• Stated task: How many lines hold the string "Housing"? Reply with the number alone.

• Provided entries:

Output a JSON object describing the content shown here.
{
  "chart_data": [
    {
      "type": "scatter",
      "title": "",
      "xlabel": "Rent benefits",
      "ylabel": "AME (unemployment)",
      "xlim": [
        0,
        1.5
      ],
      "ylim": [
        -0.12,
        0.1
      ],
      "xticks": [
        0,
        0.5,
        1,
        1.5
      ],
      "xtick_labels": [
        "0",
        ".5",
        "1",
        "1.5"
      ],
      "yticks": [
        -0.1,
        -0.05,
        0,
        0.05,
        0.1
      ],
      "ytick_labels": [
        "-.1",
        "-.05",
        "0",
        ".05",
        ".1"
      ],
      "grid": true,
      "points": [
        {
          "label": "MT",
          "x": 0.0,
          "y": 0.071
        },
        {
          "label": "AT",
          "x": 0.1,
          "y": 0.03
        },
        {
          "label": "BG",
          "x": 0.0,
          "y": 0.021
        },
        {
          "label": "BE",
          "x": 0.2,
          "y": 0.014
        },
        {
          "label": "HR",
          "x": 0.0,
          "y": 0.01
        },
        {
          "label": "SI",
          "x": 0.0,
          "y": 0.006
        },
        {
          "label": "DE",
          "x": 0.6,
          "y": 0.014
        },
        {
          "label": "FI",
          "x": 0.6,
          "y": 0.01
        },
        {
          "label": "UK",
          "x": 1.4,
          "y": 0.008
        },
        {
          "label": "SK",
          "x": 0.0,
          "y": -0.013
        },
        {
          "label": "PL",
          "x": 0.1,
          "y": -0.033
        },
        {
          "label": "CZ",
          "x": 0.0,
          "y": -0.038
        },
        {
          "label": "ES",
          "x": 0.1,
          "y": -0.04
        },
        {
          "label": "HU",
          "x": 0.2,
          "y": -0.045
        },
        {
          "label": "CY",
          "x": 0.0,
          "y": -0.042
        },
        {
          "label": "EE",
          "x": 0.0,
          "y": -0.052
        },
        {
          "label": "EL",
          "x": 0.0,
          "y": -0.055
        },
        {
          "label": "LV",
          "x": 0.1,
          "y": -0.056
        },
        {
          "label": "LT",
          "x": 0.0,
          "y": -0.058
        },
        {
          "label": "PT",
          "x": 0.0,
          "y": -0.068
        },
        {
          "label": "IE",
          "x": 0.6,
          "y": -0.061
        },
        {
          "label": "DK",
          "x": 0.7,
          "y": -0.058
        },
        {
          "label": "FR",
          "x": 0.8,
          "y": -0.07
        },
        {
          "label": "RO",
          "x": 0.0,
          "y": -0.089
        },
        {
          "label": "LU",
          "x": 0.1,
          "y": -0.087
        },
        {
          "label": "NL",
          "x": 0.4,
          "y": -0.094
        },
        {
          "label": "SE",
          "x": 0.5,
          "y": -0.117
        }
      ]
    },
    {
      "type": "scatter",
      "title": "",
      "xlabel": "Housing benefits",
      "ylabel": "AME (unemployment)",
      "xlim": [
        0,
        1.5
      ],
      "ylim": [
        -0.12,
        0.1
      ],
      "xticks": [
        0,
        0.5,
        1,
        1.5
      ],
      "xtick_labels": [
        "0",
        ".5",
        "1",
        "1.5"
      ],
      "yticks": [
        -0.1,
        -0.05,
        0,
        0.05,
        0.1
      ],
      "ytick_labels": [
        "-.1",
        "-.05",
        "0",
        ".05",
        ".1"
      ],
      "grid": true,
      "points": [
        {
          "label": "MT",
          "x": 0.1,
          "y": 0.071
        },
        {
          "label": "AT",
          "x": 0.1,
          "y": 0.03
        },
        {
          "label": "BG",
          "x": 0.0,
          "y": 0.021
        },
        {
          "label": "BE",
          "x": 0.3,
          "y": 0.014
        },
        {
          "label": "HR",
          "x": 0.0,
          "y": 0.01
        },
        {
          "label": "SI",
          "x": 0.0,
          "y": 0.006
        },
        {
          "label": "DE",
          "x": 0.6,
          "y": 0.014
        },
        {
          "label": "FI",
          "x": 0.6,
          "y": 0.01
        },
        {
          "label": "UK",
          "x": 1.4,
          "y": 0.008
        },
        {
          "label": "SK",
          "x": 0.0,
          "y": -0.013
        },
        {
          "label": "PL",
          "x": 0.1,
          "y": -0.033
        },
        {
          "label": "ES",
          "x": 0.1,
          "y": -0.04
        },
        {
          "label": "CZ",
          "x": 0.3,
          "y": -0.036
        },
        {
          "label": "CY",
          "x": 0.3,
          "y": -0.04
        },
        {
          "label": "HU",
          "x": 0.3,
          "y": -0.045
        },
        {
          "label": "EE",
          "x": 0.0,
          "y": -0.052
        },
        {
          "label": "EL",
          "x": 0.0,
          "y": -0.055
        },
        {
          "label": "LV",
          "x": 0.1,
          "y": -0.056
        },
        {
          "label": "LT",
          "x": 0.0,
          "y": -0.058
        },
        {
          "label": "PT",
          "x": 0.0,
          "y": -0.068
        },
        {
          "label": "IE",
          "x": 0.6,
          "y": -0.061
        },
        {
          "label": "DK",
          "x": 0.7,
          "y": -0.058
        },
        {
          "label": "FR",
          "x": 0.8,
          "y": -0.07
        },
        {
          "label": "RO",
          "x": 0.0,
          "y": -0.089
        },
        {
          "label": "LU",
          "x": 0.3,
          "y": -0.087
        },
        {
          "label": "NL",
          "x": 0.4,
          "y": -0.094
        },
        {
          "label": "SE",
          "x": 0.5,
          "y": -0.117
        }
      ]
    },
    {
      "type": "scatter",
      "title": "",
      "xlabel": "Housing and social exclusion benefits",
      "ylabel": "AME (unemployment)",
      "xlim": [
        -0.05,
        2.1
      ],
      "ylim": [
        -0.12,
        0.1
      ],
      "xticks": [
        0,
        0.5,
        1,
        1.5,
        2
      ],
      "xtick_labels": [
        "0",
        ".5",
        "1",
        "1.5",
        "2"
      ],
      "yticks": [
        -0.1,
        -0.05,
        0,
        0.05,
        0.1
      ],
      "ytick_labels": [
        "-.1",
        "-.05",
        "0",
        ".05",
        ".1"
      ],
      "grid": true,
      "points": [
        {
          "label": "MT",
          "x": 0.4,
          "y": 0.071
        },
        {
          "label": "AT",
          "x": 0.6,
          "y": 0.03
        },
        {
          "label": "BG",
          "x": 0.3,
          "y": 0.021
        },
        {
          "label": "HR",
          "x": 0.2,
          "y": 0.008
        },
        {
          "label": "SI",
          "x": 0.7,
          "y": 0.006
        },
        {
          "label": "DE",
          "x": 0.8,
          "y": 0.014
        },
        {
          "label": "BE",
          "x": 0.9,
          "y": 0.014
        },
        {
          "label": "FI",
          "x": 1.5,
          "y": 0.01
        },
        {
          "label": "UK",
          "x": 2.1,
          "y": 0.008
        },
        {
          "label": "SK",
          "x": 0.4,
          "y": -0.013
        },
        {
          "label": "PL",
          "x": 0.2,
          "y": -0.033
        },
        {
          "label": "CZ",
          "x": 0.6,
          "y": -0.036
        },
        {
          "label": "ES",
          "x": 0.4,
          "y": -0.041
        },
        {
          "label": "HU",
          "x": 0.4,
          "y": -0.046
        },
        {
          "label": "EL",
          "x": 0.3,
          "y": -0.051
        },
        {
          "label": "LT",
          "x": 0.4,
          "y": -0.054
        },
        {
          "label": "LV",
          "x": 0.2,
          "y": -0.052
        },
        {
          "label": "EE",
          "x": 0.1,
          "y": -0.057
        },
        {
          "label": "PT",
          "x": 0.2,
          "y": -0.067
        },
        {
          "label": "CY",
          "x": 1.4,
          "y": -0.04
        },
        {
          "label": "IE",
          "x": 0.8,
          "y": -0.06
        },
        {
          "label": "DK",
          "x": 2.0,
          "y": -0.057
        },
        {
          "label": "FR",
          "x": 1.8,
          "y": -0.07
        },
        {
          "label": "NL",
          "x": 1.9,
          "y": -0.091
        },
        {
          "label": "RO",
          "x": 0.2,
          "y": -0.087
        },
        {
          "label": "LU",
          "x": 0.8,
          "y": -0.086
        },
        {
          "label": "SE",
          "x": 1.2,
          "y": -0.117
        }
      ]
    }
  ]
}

• Right answer: 2